■ GIVEN REQUEST:
Report how many lines contain "name". Give the number and nothing else.

■ DATA LINES:

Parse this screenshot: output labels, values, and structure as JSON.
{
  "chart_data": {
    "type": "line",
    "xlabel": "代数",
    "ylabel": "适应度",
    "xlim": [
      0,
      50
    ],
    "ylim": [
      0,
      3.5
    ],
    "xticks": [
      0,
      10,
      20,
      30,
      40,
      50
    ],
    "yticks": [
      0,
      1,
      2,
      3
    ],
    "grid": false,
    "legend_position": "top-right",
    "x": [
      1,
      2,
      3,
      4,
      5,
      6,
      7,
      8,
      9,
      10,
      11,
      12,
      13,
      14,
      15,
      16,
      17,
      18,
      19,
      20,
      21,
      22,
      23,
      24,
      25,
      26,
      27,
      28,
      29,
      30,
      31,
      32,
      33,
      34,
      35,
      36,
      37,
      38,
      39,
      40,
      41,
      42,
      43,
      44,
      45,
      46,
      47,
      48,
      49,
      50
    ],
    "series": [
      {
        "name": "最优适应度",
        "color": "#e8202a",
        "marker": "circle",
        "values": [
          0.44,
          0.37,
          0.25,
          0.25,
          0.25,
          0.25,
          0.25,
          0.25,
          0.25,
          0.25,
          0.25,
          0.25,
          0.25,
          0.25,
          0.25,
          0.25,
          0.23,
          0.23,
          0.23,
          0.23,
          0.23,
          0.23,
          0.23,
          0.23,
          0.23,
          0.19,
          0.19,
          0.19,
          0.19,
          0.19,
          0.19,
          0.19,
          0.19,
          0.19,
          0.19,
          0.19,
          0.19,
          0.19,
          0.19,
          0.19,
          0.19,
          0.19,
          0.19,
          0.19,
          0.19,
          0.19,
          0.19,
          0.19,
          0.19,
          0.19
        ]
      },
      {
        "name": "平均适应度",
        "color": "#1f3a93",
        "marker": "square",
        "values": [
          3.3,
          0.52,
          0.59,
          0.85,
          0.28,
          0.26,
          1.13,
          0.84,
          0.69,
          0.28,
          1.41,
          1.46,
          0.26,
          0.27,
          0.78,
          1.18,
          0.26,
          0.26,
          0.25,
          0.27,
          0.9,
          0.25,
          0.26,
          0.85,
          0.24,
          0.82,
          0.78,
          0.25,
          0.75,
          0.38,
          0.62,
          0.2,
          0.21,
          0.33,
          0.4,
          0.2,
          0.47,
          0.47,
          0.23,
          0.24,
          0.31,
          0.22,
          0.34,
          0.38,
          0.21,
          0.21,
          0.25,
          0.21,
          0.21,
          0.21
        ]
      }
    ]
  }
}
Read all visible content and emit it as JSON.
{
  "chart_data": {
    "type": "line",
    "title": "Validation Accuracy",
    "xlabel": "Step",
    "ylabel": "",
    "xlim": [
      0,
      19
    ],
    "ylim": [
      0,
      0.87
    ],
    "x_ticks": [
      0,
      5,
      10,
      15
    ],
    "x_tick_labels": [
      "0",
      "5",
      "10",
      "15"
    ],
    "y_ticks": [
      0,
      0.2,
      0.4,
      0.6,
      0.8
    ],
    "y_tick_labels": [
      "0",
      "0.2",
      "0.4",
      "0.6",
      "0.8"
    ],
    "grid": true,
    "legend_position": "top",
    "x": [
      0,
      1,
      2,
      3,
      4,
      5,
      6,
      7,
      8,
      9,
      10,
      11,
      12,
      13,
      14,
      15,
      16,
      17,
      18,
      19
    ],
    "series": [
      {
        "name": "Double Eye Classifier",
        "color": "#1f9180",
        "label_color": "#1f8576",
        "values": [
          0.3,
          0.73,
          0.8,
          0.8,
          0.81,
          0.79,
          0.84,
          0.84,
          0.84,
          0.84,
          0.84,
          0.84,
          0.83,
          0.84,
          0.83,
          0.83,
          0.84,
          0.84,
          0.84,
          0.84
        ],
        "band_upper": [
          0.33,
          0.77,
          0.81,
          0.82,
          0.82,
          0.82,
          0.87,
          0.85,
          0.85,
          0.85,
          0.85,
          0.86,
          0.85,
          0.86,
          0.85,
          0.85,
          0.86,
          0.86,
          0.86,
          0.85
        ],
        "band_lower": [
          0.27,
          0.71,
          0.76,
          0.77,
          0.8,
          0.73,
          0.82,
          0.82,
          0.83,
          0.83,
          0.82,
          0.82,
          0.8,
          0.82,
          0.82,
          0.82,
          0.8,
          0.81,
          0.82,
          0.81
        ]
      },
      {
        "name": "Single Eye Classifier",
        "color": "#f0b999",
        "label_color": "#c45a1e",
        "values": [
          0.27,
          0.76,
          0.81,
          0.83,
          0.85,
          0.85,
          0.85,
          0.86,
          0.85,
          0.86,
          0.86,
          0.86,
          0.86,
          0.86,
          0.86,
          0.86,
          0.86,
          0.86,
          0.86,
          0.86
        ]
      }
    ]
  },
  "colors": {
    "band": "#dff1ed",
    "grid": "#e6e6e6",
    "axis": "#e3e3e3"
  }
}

■ WRITTEN ANSWER:
4